### Written instruction
Present every line in which the string "Detrended" appears.

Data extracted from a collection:

- - - - -

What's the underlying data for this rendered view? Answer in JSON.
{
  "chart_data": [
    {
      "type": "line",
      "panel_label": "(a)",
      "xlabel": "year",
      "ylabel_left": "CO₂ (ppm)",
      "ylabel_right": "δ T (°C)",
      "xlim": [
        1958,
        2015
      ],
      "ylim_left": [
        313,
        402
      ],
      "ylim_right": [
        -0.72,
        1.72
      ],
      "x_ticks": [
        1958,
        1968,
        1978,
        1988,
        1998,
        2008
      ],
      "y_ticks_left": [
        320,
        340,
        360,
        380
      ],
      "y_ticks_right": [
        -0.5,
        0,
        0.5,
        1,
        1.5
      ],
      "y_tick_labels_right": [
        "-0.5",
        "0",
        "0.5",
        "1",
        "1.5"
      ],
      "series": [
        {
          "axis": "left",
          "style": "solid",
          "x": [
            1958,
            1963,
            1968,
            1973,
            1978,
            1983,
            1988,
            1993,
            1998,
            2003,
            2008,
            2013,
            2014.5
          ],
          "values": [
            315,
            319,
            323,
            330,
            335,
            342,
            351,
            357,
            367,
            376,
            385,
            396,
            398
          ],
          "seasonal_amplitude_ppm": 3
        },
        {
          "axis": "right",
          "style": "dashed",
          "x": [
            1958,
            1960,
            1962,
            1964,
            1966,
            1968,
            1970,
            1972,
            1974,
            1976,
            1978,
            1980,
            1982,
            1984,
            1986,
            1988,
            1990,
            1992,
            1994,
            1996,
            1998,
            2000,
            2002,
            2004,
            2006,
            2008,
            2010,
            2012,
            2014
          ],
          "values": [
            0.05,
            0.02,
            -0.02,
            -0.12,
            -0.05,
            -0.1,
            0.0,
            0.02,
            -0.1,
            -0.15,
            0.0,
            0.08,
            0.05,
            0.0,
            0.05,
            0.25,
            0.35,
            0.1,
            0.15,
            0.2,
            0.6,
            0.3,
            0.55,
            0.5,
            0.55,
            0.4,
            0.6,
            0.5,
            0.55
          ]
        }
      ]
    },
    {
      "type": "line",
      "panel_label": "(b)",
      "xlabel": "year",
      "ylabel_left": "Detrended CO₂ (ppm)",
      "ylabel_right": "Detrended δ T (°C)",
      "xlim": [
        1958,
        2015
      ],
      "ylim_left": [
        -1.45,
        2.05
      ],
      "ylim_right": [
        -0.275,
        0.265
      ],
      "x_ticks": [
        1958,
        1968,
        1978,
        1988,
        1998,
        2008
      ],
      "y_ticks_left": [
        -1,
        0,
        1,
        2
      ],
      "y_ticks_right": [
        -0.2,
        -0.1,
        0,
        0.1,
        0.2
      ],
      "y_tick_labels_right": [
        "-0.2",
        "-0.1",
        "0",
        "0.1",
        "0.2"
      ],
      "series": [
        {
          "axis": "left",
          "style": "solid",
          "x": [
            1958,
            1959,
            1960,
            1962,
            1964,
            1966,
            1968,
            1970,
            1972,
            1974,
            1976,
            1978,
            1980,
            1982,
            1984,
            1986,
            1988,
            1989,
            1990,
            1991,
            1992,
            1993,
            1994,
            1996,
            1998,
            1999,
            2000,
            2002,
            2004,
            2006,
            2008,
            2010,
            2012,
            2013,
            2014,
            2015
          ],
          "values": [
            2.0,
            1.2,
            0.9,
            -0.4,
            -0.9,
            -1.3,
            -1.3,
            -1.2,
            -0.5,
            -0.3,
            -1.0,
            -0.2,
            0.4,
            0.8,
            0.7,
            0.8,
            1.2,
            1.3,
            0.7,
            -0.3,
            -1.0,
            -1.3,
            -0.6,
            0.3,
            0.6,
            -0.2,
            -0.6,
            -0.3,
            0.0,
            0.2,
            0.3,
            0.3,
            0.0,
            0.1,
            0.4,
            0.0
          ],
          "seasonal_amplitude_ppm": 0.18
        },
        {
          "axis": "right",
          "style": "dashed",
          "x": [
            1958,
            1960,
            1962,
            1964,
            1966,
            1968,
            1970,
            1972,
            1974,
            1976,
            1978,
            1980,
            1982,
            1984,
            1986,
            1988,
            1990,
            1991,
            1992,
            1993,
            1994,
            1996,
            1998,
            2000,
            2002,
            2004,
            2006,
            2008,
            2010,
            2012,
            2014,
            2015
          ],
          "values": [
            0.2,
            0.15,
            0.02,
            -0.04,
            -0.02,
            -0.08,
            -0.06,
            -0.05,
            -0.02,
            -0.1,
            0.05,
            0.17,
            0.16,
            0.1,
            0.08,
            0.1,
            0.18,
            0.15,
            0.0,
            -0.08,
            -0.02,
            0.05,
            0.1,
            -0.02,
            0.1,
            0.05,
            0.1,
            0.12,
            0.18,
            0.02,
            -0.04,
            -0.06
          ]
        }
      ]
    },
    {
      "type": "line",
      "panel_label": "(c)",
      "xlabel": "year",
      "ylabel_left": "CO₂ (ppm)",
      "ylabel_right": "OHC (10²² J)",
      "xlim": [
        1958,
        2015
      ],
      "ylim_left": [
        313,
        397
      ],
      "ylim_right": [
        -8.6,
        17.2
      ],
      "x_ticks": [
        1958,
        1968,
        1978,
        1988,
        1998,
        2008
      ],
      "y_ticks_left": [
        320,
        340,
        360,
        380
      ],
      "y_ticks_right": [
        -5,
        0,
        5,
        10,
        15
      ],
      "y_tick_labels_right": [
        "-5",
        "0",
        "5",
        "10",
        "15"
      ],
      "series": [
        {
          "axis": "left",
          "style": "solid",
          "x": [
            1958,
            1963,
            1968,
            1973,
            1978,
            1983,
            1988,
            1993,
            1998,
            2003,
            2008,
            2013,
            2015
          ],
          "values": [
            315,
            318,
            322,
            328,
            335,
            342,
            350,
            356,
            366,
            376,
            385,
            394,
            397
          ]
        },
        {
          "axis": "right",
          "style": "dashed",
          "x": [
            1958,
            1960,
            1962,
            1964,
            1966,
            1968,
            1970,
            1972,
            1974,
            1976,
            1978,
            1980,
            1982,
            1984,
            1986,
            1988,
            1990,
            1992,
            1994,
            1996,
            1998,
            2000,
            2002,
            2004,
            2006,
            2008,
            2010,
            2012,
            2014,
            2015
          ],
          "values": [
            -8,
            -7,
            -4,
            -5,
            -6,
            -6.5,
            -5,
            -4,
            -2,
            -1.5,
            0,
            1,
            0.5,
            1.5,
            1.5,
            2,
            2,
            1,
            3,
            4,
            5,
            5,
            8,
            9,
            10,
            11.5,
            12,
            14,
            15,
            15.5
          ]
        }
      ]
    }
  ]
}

- - - - -

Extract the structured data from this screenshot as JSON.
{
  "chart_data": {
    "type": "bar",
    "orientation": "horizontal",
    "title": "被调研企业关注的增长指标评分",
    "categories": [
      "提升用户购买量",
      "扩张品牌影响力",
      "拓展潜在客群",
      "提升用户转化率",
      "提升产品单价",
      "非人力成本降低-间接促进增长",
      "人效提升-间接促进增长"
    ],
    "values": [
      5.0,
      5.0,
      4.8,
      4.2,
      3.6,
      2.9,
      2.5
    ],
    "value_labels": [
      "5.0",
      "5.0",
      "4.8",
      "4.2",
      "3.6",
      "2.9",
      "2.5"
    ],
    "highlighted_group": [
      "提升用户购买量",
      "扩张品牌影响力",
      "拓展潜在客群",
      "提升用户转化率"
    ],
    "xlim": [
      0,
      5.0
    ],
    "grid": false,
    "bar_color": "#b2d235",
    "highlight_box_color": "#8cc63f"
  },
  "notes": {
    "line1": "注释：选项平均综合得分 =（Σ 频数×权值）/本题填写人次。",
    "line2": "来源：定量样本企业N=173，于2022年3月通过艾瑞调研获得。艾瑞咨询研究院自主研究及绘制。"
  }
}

- - - - -

### Response
      "ylabel_left": "Detrended CO₂ (ppm)",
      "ylabel_right": "Detrended δ T (°C)",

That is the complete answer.